### [Task statement]
Select lines where the word "page" appears.

(Extracted data entries)
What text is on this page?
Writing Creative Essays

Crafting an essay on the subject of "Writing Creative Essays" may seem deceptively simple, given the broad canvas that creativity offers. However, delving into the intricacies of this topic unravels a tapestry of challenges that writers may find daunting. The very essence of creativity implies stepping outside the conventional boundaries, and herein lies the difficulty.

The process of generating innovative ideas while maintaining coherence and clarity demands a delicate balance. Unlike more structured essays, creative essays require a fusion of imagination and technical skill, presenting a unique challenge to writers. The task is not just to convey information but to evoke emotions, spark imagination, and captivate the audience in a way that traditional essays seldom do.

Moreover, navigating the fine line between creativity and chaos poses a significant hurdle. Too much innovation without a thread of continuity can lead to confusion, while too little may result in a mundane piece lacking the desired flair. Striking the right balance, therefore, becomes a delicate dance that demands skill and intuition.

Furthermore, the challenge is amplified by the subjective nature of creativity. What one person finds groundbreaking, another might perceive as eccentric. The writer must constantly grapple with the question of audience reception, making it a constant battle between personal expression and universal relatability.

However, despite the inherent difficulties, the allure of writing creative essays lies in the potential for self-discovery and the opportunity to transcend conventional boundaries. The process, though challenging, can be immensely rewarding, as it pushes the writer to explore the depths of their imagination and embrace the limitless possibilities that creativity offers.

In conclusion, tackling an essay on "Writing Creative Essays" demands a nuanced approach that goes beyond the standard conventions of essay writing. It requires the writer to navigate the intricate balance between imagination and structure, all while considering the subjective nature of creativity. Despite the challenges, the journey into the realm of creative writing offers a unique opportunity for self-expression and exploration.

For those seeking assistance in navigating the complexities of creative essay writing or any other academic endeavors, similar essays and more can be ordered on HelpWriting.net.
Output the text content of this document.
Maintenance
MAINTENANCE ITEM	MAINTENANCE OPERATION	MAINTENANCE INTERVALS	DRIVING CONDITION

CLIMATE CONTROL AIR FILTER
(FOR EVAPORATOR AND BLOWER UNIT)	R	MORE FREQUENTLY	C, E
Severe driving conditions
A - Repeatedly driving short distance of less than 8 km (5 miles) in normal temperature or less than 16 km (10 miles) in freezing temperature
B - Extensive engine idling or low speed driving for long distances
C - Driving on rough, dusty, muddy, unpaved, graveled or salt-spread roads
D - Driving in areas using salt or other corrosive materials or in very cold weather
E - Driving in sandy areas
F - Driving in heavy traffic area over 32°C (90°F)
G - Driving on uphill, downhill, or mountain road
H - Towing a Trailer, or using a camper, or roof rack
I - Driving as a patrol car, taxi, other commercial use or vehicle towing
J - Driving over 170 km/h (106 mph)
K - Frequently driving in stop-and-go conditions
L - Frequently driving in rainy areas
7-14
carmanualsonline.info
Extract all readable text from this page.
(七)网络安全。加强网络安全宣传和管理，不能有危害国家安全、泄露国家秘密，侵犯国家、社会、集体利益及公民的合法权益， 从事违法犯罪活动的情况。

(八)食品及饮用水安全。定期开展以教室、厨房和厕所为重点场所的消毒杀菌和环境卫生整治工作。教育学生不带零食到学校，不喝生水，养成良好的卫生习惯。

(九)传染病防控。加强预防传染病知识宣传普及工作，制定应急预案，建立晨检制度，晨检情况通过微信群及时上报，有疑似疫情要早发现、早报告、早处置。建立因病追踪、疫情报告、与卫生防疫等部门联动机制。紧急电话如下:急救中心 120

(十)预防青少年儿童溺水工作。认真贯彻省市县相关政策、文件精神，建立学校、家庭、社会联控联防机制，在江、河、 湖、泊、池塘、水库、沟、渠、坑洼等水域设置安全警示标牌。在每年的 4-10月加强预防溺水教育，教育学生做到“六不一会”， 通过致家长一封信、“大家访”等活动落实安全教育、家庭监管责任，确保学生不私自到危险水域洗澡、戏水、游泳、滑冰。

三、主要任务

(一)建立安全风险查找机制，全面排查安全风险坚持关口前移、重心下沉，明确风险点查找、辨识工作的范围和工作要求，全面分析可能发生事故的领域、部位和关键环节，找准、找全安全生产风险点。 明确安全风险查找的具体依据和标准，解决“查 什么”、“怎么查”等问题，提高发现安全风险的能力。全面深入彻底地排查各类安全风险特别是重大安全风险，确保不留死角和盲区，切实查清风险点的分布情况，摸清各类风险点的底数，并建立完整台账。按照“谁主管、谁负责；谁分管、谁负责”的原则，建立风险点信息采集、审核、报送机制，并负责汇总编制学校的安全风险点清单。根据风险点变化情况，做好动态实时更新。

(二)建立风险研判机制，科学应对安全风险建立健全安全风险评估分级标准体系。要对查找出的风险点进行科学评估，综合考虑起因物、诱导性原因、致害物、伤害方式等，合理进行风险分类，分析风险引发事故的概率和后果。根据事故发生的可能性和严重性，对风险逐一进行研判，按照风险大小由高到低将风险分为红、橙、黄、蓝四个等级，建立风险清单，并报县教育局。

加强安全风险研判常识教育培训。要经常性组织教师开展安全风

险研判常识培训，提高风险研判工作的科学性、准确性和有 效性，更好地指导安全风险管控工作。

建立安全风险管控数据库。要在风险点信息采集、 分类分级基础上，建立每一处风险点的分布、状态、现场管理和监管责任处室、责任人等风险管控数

### [The solution]
What text is on this page?
Extract all readable text from this page.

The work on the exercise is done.